# [Written exercise]
Gather, from the listing beneath this task, every line holding the string "JSON".

# [Extracted data]
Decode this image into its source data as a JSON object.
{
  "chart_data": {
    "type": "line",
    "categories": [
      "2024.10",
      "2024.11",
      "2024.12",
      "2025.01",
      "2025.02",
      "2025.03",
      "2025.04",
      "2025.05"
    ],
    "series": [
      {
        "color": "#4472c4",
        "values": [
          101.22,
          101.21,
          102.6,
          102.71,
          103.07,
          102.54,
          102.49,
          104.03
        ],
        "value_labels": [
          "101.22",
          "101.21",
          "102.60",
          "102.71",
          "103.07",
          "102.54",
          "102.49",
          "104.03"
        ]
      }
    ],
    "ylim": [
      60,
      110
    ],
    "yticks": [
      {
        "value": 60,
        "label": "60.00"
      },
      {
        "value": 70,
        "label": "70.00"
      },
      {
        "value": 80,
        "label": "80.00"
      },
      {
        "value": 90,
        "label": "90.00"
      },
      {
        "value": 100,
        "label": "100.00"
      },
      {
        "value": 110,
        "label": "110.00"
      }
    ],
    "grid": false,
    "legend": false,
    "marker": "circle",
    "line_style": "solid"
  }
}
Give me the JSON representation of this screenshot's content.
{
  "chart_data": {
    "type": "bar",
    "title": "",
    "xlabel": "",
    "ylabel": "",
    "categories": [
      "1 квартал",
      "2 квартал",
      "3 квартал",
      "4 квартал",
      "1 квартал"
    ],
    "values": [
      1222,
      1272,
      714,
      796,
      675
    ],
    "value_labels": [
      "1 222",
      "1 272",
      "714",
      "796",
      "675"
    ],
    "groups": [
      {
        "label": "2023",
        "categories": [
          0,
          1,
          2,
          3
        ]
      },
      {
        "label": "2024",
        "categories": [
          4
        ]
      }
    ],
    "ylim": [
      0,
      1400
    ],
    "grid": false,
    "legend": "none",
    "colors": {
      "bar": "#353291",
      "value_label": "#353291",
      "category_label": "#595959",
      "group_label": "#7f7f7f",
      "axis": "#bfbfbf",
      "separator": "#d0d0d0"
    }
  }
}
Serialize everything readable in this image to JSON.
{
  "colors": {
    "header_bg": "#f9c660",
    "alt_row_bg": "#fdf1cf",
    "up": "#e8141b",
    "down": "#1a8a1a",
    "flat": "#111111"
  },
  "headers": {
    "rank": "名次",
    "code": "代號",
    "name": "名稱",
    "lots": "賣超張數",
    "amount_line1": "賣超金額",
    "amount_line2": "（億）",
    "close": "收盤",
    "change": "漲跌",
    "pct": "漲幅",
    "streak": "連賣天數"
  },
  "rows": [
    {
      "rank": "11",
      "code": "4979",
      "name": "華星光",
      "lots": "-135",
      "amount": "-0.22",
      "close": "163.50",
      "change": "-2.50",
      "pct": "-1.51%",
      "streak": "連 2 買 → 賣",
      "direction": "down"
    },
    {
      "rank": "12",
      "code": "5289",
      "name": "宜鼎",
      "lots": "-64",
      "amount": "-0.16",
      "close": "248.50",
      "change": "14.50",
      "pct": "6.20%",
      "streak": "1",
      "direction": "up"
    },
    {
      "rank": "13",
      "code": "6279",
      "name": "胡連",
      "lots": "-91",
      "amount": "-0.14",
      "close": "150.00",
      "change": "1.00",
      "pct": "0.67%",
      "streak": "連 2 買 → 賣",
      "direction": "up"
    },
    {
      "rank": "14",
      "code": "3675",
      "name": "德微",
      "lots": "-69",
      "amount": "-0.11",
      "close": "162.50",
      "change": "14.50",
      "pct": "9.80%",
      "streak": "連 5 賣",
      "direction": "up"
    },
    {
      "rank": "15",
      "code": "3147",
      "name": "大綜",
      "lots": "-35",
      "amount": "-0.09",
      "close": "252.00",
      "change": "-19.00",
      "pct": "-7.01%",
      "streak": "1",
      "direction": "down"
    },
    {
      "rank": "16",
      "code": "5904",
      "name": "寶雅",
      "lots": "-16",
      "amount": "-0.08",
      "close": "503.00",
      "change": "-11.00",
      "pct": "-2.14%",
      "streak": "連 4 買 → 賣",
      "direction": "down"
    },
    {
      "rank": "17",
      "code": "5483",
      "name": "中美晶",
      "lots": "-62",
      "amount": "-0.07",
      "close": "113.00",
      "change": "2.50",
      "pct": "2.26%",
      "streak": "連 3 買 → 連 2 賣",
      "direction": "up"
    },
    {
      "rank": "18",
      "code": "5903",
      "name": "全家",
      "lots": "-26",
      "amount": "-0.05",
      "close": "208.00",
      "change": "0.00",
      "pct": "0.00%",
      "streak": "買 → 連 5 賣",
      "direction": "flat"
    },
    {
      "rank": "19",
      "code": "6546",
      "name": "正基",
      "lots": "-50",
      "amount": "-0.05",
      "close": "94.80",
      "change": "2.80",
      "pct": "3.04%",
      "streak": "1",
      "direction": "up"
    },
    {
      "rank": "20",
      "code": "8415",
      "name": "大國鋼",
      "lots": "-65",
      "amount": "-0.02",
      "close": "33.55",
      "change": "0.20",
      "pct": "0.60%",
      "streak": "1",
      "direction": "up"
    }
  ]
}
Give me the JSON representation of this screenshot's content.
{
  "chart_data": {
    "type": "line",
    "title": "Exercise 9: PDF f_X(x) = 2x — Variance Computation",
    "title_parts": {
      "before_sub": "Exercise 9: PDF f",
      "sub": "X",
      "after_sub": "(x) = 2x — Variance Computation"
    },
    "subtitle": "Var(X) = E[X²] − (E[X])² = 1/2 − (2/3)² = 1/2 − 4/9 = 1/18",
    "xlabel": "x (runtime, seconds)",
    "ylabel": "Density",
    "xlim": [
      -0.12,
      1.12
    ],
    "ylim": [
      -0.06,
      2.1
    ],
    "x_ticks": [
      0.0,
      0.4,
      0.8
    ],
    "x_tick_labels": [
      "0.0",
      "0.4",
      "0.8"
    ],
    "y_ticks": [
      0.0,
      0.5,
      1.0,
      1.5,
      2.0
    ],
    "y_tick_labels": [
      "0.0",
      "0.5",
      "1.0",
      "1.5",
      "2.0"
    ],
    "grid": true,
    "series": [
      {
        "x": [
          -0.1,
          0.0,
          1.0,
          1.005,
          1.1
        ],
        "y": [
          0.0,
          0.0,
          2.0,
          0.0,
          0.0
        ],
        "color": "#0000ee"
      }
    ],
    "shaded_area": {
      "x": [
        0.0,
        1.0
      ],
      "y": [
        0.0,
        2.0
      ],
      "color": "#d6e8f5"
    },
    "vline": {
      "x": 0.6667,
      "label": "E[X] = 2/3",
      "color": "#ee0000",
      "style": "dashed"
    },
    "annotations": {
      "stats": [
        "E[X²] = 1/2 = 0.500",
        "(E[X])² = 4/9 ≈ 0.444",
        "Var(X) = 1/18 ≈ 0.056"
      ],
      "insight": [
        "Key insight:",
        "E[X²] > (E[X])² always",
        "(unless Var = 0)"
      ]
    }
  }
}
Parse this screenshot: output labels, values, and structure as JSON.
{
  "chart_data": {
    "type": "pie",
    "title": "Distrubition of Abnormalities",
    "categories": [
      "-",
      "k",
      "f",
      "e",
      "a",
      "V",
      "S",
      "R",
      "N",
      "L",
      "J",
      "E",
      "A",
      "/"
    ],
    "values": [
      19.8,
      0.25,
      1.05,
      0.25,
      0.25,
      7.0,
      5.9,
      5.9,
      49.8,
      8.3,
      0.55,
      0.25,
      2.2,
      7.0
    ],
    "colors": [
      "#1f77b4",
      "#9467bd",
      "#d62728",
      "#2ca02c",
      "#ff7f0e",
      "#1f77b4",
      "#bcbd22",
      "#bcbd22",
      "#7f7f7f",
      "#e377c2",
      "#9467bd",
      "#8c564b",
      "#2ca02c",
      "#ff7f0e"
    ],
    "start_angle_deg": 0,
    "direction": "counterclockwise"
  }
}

# [Solution to this task]
Decode this image into its source data as a JSON object.
Give me the JSON representation of this screenshot's content.
Serialize everything readable in this image to JSON.
Give me the JSON representation of this screenshot's content.
Parse this screenshot: output labels, values, and structure as JSON.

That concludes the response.